_DIRECTIVE_
Quote all entries exactly, leaving pictures aside.

━━━━━━━━━━━━━━━━━━━━━━━━━━━━━━

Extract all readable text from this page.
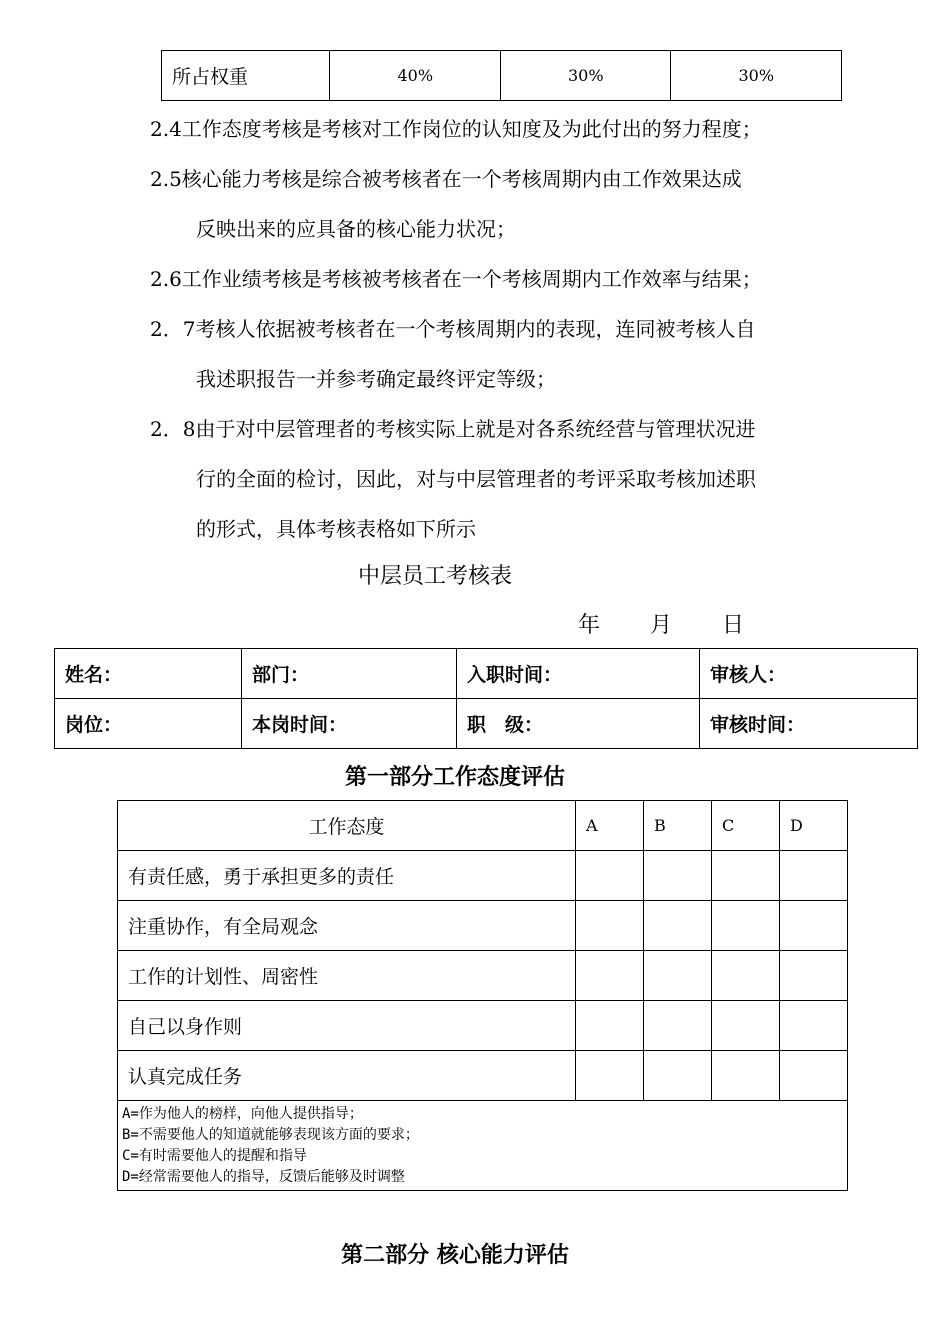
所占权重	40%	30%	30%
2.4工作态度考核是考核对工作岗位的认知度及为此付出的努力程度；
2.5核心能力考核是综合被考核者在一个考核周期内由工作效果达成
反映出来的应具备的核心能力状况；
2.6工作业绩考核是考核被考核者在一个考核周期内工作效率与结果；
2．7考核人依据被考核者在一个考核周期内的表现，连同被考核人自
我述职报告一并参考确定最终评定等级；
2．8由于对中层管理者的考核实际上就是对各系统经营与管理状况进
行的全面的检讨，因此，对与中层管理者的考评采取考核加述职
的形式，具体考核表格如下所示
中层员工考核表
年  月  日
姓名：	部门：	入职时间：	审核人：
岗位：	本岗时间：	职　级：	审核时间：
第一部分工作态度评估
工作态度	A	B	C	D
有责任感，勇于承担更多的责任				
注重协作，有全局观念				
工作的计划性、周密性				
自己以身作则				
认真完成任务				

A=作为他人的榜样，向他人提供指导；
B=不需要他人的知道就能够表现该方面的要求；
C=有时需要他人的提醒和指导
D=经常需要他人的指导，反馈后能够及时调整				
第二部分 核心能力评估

━━━━━━━━━━━━━━━━━━━━━━━━━━━━━━

_COMPLETE OUTPUT_
Extract all readable text from this page.
所占权重	40%	30%	30%
2.4工作态度考核是考核对工作岗位的认知度及为此付出的努力程度；
2.5核心能力考核是综合被考核者在一个考核周期内由工作效果达成
反映出来的应具备的核心能力状况；
2.6工作业绩考核是考核被考核者在一个考核周期内工作效率与结果；
2．7考核人依据被考核者在一个考核周期内的表现，连同被考核人自
我述职报告一并参考确定最终评定等级；
2．8由于对中层管理者的考核实际上就是对各系统经营与管理状况进
行的全面的检讨，因此，对与中层管理者的考评采取考核加述职
的形式，具体考核表格如下所示
中层员工考核表
年  月  日
姓名：	部门：	入职时间：	审核人：
岗位：	本岗时间：	职　级：	审核时间：
第一部分工作态度评估
工作态度	A	B	C	D
有责任感，勇于承担更多的责任				
注重协作，有全局观念				
工作的计划性、周密性				
自己以身作则				
认真完成任务				

A=作为他人的榜样，向他人提供指导；
B=不需要他人的知道就能够表现该方面的要求；
C=有时需要他人的提醒和指导
D=经常需要他人的指导，反馈后能够及时调整				
第二部分 核心能力评估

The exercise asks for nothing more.